Structured figure records:
****************

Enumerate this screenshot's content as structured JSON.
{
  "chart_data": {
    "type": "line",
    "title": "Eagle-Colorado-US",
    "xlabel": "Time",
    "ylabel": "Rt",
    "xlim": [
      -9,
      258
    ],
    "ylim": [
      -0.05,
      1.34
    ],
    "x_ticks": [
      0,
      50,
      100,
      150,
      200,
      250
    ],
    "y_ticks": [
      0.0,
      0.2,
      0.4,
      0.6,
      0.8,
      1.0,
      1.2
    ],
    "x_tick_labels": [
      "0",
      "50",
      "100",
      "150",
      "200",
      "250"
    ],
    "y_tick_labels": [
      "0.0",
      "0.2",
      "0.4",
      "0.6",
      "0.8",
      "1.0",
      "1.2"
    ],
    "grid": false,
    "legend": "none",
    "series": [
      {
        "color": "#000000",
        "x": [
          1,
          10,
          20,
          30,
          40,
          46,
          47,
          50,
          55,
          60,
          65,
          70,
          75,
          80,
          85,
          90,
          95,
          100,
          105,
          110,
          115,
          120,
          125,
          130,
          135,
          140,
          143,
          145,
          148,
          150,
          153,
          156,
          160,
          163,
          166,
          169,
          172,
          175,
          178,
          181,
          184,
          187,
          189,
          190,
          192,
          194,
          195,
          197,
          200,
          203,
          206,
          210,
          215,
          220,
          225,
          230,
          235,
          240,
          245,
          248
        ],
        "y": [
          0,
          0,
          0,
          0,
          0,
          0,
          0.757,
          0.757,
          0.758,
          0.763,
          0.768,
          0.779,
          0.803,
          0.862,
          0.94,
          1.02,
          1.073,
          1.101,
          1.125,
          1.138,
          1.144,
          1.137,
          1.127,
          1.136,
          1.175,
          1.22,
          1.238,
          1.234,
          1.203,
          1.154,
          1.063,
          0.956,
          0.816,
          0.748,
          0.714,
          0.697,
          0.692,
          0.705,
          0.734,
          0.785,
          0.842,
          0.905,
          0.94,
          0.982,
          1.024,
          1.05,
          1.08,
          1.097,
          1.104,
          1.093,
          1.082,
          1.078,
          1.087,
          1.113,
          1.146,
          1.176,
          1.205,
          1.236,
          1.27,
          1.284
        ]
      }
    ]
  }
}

****************

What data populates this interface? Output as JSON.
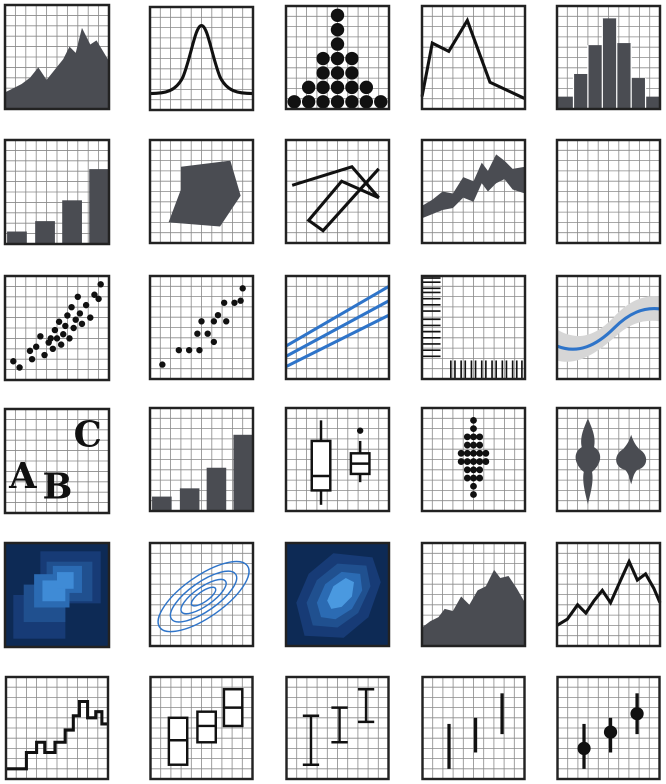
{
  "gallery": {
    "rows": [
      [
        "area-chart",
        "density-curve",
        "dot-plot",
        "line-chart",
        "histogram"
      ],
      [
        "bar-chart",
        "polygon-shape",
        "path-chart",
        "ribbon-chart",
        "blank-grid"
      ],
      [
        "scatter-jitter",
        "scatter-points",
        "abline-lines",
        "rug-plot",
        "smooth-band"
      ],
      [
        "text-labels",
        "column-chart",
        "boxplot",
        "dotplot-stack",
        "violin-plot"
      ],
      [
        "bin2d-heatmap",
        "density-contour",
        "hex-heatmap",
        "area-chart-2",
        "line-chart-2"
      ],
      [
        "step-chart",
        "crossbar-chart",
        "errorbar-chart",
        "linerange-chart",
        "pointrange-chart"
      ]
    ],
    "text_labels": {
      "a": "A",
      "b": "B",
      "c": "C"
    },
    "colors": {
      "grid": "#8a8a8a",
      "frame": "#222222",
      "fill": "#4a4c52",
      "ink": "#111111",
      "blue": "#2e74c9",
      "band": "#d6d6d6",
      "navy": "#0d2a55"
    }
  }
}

****************

• GIVEN PROBLEM: Read through the data and copy every line where "this" shows up.

• TASK RESULT:
Enumerate this screenshot's content as structured JSON.
What data populates this interface? Output as JSON.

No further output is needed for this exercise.